The exercise: Please print the part of the listing that runs from its first line through the line containing "bullet-dot-icon — [62, 344, 74, 356]", copying every line without any change.

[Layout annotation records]
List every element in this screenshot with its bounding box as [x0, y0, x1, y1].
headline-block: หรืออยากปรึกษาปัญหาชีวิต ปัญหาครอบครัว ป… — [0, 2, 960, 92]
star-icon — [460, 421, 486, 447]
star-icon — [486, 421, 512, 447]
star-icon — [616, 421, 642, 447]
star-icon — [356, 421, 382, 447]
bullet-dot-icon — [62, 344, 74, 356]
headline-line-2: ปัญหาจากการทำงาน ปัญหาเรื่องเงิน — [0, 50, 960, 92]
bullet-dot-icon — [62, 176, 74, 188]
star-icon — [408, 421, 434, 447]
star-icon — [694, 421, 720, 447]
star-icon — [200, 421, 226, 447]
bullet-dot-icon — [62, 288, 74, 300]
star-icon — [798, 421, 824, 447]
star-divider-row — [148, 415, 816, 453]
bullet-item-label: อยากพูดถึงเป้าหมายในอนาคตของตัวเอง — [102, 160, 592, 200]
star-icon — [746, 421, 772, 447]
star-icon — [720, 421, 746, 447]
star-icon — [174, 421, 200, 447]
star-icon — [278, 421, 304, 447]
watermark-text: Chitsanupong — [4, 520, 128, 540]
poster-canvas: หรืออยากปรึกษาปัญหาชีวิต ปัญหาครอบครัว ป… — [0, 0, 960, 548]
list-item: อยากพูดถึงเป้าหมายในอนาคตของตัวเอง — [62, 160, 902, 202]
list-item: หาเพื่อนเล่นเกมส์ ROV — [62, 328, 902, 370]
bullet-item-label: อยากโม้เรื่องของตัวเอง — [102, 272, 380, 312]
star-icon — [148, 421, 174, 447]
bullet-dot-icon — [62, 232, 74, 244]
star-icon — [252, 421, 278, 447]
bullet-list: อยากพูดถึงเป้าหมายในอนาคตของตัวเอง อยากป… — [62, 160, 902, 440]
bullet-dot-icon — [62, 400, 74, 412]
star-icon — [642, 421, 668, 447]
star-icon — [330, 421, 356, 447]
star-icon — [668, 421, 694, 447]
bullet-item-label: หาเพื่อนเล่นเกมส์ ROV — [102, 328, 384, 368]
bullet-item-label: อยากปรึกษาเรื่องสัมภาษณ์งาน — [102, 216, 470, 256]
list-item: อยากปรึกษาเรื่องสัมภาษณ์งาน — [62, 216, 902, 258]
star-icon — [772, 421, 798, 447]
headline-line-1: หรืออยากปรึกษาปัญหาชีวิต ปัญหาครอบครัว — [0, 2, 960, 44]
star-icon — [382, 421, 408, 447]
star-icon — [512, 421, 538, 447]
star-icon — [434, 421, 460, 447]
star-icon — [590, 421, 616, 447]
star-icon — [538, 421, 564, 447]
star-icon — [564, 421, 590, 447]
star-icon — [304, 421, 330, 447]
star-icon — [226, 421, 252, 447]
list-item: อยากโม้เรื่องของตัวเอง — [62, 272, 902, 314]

Full output:
List every element in this screenshot with its bounding box as [x0, y0, x1, y1].
headline-block: หรืออยากปรึกษาปัญหาชีวิต ปัญหาครอบครัว ป… — [0, 2, 960, 92]
star-icon — [460, 421, 486, 447]
star-icon — [486, 421, 512, 447]
star-icon — [616, 421, 642, 447]
star-icon — [356, 421, 382, 447]
bullet-dot-icon — [62, 344, 74, 356]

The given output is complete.